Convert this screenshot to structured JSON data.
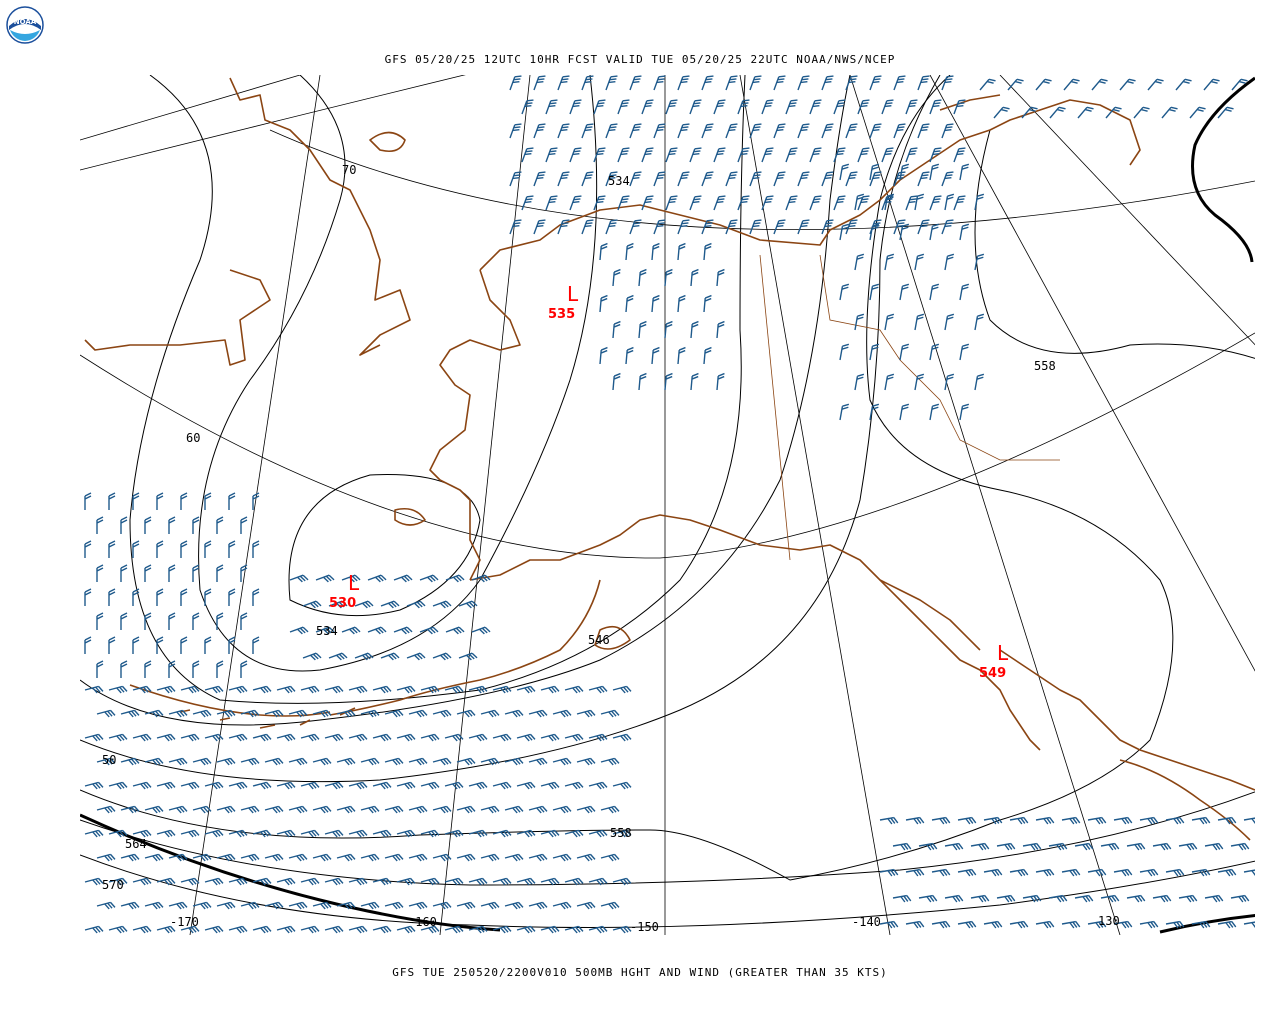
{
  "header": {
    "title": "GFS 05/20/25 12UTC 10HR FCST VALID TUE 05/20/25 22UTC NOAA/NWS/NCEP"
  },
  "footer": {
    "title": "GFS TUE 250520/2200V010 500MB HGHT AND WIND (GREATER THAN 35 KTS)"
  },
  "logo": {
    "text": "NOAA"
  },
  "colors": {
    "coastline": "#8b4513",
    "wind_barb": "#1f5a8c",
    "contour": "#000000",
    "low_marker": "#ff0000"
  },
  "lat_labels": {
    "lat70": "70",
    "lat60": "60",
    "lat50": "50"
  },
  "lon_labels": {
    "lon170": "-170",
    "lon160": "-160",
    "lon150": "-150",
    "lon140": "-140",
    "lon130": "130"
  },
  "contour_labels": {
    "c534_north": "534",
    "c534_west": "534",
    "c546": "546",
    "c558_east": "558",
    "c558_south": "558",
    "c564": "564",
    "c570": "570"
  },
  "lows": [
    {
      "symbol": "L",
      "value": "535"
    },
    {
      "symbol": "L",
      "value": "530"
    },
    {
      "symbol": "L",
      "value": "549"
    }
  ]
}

----

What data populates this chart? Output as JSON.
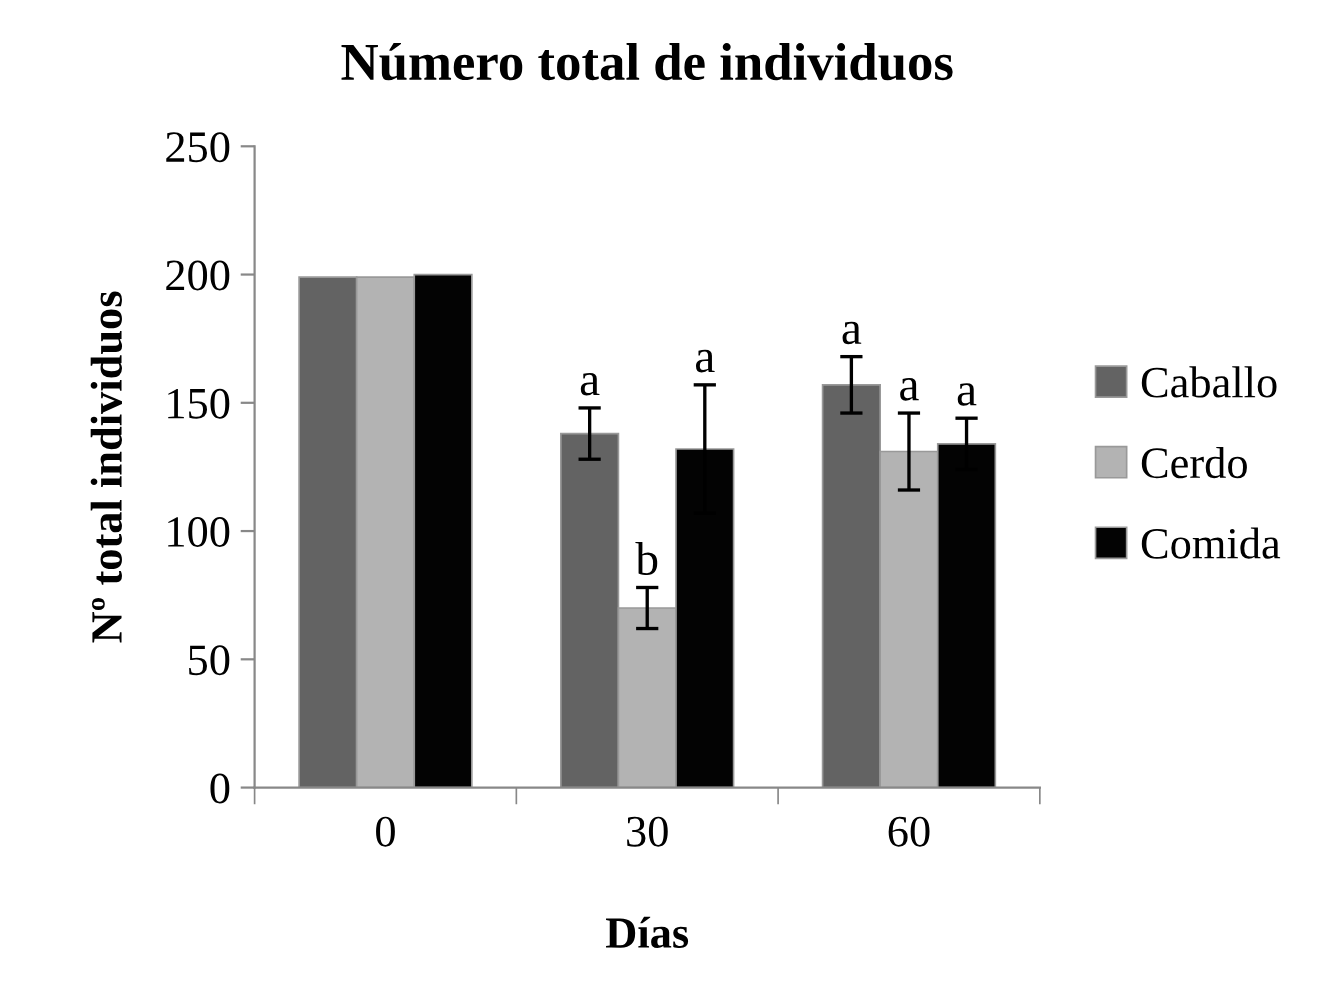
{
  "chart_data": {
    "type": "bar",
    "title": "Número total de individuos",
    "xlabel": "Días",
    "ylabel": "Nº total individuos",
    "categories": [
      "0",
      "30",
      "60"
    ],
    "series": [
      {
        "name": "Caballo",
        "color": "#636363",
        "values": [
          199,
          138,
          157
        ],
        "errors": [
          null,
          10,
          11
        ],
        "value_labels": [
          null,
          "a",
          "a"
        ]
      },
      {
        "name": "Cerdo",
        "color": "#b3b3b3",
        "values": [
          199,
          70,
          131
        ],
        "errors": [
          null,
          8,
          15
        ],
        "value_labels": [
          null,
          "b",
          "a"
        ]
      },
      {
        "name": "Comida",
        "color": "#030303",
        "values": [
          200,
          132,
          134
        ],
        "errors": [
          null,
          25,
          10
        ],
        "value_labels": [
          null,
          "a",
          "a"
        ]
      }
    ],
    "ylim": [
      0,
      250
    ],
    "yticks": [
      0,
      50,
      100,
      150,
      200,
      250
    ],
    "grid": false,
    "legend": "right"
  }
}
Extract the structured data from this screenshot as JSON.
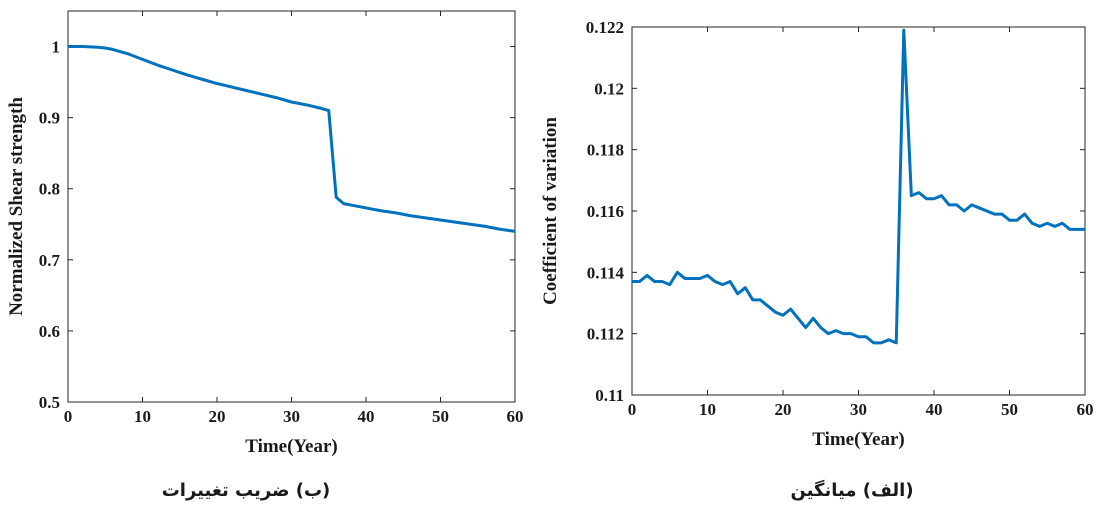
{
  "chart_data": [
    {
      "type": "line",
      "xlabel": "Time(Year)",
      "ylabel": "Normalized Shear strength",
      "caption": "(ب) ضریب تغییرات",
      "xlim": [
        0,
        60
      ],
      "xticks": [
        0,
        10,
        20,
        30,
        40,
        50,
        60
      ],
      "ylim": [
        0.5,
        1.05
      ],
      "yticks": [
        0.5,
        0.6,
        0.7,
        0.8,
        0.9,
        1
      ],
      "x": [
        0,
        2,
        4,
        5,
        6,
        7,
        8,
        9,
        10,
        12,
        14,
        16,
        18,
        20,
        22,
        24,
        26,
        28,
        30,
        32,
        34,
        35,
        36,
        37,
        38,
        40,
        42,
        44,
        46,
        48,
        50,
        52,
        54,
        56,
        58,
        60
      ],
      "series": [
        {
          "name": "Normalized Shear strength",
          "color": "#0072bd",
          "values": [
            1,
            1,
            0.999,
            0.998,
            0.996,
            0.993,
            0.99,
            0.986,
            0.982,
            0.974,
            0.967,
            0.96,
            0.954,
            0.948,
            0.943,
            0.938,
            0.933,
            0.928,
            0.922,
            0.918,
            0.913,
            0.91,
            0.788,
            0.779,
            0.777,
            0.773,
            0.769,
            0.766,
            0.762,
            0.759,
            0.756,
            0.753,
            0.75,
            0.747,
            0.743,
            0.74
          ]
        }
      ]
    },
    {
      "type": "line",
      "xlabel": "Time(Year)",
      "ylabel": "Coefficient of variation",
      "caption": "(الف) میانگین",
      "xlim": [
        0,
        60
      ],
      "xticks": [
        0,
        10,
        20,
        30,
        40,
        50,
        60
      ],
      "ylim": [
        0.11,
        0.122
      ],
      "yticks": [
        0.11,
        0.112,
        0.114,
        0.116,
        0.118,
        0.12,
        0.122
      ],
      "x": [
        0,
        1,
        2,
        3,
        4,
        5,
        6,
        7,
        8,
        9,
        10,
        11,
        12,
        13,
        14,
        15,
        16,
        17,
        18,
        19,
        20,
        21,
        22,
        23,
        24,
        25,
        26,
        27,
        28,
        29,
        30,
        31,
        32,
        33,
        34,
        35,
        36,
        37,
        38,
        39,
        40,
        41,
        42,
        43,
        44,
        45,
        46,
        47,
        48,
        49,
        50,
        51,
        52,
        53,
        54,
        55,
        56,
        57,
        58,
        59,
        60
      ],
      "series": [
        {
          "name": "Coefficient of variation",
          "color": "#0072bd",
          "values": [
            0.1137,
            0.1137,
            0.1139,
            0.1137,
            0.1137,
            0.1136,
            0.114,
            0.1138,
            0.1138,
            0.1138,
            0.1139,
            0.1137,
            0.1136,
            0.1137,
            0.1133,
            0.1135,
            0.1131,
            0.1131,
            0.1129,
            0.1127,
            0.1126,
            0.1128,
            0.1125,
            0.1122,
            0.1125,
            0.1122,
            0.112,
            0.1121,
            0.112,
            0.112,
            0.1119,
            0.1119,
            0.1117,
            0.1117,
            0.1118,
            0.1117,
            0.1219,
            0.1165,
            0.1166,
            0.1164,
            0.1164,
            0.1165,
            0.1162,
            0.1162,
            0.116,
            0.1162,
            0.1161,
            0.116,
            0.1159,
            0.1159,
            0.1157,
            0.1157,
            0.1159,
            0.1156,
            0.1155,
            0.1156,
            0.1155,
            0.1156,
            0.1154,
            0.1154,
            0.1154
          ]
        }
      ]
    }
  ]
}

----

EXERCISE DETAILS >> In the entries above, identify every line with the word "name". Copy those lines.

FINISHED ANSWER >>
        "name": "Caballo",
        "name": "Cerdo",
        "name": "Comida",
          "name": "Normalized Shear strength",
          "name": "Coefficient of variation",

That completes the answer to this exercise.